
**Name of the Vulnerable Software and Affected Versions** Zen C versions prior to 0.4.4 **Description** A stack-based buffer overflow exists in the Zen C compiler. This issue is due to a flaw in identifier mangling. By supplying a specially crafted Zen C source file (`.zc`) containing excessively long struct, function, or trait identifiers, an attacker can cause a compiler crash or potentially execute arbitrary code. The vulnerability affects the processing of identifiers within the compiler. **Recommendations** Update to Zen C version 0.4.4 or later.

**Name of the Vulnerable Software and Affected Versions** pyLoad versions prior to 0.5.0b3.dev97 **Description** pyLoad, a free and open-source download manager written in Python, is affected by a path traversal issue. This occurs during password verification of specific encrypted 7z archives – those encrypted with non-encrypted headers. The issue allows for arbitrary file deletion outside of the intended extraction directory. The software derives an archive entry name from 7z listing output and incorrectly treats it as a filesystem path without restricting it to the extraction directory. **Recommendations** Update to version 0.5.0b3.dev97 or later.

**EXERCISE:**
Please name the programming language that the vulnerability notes say pyLoad is written in.

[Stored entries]
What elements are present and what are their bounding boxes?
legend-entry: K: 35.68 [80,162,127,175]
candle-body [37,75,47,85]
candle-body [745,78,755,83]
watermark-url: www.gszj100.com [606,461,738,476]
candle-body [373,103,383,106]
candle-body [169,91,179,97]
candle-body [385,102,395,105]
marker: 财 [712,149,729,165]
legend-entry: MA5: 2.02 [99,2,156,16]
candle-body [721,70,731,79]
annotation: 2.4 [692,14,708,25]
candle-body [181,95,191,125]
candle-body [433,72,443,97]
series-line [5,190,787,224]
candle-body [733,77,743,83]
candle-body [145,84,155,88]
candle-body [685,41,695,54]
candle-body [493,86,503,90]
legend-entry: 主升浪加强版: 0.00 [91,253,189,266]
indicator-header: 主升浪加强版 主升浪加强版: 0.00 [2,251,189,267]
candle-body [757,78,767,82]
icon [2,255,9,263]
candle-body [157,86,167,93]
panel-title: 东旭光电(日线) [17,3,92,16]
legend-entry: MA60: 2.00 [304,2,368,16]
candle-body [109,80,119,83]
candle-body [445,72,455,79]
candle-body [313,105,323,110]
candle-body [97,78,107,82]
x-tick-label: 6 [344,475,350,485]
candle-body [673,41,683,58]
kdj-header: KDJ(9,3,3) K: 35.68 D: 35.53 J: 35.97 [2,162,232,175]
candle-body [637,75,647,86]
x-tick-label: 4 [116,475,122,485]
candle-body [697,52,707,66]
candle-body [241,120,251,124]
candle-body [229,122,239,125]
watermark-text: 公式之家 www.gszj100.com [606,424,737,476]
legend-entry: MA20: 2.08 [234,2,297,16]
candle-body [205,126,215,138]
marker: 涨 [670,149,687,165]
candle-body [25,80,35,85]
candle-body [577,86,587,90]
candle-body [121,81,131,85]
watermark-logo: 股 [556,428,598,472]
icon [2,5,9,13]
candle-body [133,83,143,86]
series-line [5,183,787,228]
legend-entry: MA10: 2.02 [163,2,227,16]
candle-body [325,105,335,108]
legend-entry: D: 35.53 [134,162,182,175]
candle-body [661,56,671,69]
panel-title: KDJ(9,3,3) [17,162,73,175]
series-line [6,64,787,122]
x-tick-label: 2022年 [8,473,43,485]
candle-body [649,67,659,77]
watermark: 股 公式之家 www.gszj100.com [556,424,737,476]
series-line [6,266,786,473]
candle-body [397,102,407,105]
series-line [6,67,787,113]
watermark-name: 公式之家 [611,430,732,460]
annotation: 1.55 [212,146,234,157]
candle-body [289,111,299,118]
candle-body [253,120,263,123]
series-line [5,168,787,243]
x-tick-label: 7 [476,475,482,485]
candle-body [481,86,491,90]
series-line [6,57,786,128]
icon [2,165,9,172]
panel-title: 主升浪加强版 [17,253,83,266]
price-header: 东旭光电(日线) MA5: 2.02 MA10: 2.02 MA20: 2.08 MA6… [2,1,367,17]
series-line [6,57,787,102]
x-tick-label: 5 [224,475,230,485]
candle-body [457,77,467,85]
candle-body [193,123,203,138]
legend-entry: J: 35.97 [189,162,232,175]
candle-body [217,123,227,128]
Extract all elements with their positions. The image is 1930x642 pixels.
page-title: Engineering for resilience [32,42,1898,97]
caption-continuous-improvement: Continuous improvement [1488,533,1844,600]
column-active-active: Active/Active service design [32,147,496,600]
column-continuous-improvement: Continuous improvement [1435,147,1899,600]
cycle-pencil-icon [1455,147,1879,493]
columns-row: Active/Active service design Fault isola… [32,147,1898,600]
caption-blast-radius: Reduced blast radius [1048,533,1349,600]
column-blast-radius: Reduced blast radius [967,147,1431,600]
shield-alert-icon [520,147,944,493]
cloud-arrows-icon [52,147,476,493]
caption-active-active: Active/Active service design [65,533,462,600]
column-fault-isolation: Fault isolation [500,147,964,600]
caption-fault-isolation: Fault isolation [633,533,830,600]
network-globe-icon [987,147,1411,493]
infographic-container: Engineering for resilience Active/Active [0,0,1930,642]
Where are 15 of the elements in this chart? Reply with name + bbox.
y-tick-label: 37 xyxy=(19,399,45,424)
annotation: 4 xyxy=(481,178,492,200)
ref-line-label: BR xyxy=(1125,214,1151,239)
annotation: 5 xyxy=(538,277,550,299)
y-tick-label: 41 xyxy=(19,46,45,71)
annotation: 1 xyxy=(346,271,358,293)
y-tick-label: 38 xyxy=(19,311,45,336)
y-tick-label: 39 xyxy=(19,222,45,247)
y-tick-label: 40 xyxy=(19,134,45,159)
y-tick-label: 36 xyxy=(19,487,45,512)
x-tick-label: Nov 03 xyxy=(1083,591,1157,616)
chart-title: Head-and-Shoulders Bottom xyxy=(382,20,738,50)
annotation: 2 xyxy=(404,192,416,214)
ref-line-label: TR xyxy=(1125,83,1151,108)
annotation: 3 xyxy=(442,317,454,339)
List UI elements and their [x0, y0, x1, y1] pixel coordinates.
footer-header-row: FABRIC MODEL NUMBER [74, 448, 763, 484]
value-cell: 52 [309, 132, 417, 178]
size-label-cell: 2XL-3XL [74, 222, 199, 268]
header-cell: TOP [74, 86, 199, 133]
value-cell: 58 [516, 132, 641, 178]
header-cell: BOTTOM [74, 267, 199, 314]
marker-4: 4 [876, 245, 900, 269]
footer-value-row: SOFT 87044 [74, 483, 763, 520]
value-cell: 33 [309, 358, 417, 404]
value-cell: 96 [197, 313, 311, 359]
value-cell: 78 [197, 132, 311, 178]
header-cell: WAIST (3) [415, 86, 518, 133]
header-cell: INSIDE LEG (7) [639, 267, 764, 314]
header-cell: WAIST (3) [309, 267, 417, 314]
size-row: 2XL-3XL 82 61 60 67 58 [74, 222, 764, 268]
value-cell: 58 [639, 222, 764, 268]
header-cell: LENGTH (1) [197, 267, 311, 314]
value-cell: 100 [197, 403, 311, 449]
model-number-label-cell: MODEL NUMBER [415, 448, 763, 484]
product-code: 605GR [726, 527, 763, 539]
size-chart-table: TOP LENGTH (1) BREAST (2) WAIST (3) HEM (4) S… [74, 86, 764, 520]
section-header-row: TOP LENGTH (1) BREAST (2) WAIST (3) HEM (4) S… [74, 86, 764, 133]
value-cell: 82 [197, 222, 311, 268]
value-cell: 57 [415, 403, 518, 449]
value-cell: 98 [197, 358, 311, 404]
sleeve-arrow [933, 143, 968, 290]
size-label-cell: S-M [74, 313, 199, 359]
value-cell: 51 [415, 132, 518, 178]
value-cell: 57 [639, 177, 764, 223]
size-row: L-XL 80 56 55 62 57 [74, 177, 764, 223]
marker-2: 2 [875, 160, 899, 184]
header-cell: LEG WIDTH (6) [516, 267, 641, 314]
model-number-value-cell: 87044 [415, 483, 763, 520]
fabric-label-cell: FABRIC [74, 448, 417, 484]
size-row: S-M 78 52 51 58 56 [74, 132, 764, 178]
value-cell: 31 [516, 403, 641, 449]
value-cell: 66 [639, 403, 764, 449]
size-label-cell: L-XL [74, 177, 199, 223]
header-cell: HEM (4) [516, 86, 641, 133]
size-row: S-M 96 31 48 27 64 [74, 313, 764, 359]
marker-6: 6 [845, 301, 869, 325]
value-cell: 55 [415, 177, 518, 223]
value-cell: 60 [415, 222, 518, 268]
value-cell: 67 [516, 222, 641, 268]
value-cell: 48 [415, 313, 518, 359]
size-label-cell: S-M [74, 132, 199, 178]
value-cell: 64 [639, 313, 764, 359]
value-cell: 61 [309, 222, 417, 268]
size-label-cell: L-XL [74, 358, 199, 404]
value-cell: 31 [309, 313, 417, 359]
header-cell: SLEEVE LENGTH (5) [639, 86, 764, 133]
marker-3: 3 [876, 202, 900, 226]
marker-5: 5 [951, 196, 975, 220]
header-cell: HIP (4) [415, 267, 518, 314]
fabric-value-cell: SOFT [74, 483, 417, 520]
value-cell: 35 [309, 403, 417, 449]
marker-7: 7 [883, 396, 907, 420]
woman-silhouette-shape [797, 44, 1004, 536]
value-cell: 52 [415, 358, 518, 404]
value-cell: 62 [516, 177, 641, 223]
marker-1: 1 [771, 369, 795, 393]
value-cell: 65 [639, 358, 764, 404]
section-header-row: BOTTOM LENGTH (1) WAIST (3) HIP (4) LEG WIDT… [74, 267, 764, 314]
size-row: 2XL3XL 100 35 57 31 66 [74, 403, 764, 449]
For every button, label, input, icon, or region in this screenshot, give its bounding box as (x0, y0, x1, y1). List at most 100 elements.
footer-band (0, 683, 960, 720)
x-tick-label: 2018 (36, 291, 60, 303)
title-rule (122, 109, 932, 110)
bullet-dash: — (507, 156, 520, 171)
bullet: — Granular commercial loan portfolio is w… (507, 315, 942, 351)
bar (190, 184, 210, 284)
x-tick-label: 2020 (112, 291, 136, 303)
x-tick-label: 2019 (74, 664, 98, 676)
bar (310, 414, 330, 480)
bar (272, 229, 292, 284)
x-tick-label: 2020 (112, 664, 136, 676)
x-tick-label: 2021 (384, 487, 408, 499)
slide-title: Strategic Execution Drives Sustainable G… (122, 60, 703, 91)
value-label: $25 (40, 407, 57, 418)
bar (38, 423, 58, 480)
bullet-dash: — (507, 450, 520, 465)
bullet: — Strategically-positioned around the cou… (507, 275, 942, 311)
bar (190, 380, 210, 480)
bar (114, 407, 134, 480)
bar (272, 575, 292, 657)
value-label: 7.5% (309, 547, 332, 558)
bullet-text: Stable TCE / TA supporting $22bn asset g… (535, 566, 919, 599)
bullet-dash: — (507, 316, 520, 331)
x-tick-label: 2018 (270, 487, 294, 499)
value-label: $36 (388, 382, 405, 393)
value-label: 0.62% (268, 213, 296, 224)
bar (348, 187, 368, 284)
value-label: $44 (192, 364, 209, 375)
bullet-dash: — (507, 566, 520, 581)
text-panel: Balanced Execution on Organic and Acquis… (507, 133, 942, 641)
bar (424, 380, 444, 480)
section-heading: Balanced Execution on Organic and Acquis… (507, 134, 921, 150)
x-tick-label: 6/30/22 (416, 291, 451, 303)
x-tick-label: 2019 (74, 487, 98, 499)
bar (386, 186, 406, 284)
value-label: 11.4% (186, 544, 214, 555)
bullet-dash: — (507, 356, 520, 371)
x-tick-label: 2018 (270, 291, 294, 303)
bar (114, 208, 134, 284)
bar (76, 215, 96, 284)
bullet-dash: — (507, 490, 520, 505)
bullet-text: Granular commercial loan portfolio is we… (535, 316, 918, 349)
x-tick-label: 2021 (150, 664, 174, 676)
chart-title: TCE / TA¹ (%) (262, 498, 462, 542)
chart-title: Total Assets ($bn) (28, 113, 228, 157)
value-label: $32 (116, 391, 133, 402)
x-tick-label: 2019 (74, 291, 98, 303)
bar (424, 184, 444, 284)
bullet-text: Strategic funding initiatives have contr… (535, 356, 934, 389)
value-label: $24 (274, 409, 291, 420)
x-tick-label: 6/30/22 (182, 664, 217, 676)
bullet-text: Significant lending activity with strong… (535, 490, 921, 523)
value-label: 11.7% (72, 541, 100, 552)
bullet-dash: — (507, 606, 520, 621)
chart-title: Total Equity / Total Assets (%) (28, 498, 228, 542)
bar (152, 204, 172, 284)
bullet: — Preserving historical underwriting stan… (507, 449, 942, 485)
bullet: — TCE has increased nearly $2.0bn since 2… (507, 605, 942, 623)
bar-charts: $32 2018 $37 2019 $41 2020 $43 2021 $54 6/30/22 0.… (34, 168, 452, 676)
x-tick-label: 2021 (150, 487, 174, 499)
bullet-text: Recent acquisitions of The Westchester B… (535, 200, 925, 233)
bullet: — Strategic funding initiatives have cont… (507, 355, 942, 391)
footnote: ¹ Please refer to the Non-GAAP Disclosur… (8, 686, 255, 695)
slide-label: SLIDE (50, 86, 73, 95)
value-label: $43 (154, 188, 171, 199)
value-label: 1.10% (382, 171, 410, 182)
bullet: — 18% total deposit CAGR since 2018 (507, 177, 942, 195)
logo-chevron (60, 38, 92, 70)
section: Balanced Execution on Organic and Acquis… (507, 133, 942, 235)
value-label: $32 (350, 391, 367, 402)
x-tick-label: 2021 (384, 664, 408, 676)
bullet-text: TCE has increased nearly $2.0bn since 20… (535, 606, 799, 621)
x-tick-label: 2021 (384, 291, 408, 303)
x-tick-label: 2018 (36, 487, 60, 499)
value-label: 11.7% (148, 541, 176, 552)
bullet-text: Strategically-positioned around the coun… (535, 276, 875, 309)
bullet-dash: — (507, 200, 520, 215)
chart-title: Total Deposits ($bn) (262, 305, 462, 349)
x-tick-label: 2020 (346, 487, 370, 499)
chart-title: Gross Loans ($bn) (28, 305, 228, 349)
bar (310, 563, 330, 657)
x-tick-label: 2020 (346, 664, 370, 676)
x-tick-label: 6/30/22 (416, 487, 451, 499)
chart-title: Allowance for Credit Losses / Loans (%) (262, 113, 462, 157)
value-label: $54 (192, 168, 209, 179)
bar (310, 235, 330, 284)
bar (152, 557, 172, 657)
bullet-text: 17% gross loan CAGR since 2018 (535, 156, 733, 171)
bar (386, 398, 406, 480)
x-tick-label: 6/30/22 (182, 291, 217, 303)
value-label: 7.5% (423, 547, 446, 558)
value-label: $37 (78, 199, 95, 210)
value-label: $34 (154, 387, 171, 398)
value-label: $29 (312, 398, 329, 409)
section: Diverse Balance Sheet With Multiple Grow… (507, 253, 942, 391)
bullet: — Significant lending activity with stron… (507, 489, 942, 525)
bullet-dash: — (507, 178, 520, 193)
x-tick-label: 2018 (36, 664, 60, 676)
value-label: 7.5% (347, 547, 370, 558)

**EXERCISE SOLUTION:**
Python.